## To be done
Could you write out every entry exactly as it stands?

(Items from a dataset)
◇ ◇ ◇ ◇ ◇

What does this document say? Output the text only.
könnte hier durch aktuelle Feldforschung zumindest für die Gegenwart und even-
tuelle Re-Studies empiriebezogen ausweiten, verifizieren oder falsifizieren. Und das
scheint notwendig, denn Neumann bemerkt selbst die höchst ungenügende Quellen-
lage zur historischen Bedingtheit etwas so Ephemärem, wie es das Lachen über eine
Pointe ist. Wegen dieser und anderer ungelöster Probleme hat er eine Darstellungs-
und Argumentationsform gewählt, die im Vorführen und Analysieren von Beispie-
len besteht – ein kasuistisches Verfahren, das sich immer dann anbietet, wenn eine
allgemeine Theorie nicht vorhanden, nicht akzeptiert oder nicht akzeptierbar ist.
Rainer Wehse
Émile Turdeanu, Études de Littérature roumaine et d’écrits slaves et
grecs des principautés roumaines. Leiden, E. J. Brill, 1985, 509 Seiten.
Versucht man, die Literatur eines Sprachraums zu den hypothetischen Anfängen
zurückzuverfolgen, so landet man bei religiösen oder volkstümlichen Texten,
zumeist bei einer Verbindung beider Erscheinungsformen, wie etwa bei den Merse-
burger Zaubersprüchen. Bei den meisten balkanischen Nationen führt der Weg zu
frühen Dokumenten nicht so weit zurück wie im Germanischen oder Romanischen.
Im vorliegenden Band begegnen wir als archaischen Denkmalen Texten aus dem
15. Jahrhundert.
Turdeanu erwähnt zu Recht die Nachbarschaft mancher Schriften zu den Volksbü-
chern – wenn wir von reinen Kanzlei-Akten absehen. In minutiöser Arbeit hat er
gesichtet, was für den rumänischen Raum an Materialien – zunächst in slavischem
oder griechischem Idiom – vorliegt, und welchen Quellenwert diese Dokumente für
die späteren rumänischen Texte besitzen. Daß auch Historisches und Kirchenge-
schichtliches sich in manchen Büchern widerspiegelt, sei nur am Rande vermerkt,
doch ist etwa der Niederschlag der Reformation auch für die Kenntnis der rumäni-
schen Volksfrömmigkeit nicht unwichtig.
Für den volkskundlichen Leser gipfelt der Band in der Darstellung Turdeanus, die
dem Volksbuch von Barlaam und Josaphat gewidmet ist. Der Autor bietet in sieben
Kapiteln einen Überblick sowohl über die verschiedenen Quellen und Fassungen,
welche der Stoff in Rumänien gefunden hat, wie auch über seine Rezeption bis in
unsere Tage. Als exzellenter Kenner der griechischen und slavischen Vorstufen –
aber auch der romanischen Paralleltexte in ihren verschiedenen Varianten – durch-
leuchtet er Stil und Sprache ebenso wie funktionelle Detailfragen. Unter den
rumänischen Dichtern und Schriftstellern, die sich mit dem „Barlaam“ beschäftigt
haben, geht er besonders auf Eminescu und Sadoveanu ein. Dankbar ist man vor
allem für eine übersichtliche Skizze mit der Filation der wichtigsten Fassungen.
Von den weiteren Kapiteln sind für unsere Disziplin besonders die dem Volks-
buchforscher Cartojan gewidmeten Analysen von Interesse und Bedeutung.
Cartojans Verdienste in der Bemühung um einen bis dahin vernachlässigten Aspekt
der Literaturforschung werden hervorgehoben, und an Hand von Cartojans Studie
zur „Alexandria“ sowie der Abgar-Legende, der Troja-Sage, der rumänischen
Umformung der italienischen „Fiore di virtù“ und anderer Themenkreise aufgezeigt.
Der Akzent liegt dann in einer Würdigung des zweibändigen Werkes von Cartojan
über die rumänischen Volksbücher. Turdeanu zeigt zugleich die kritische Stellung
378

◇ ◇ ◇ ◇ ◇

## Task solution
What does this document say? Output the text only.
könnte hier durch aktuelle Feldforschung zumindest für die Gegenwart und even-
tuelle Re-Studies empiriebezogen ausweiten, verifizieren oder falsifizieren. Und das
scheint notwendig, denn Neumann bemerkt selbst die höchst ungenügende Quellen-
lage zur historischen Bedingtheit etwas so Ephemärem, wie es das Lachen über eine
Pointe ist. Wegen dieser und anderer ungelöster Probleme hat er eine Darstellungs-
und Argumentationsform gewählt, die im Vorführen und Analysieren von Beispie-
len besteht – ein kasuistisches Verfahren, das sich immer dann anbietet, wenn eine
allgemeine Theorie nicht vorhanden, nicht akzeptiert oder nicht akzeptierbar ist.
Rainer Wehse
Émile Turdeanu, Études de Littérature roumaine et d’écrits slaves et
grecs des principautés roumaines. Leiden, E. J. Brill, 1985, 509 Seiten.
Versucht man, die Literatur eines Sprachraums zu den hypothetischen Anfängen
zurückzuverfolgen, so landet man bei religiösen oder volkstümlichen Texten,
zumeist bei einer Verbindung beider Erscheinungsformen, wie etwa bei den Merse-
burger Zaubersprüchen. Bei den meisten balkanischen Nationen führt der Weg zu
frühen Dokumenten nicht so weit zurück wie im Germanischen oder Romanischen.
Im vorliegenden Band begegnen wir als archaischen Denkmalen Texten aus dem
15. Jahrhundert.
Turdeanu erwähnt zu Recht die Nachbarschaft mancher Schriften zu den Volksbü-
chern – wenn wir von reinen Kanzlei-Akten absehen. In minutiöser Arbeit hat er
gesichtet, was für den rumänischen Raum an Materialien – zunächst in slavischem
oder griechischem Idiom – vorliegt, und welchen Quellenwert diese Dokumente für
die späteren rumänischen Texte besitzen. Daß auch Historisches und Kirchenge-
schichtliches sich in manchen Büchern widerspiegelt, sei nur am Rande vermerkt,
doch ist etwa der Niederschlag der Reformation auch für die Kenntnis der rumäni-
schen Volksfrömmigkeit nicht unwichtig.
Für den volkskundlichen Leser gipfelt der Band in der Darstellung Turdeanus, die
dem Volksbuch von Barlaam und Josaphat gewidmet ist. Der Autor bietet in sieben
Kapiteln einen Überblick sowohl über die verschiedenen Quellen und Fassungen,
welche der Stoff in Rumänien gefunden hat, wie auch über seine Rezeption bis in
unsere Tage. Als exzellenter Kenner der griechischen und slavischen Vorstufen –
aber auch der romanischen Paralleltexte in ihren verschiedenen Varianten – durch-
leuchtet er Stil und Sprache ebenso wie funktionelle Detailfragen. Unter den
rumänischen Dichtern und Schriftstellern, die sich mit dem „Barlaam“ beschäftigt
haben, geht er besonders auf Eminescu und Sadoveanu ein. Dankbar ist man vor
allem für eine übersichtliche Skizze mit der Filation der wichtigsten Fassungen.
Von den weiteren Kapiteln sind für unsere Disziplin besonders die dem Volks-
buchforscher Cartojan gewidmeten Analysen von Interesse und Bedeutung.
Cartojans Verdienste in der Bemühung um einen bis dahin vernachlässigten Aspekt
der Literaturforschung werden hervorgehoben, und an Hand von Cartojans Studie
zur „Alexandria“ sowie der Abgar-Legende, der Troja-Sage, der rumänischen
Umformung der italienischen „Fiore di virtù“ und anderer Themenkreise aufgezeigt.
Der Akzent liegt dann in einer Würdigung des zweibändigen Werkes von Cartojan
über die rumänischen Volksbücher. Turdeanu zeigt zugleich die kritische Stellung
378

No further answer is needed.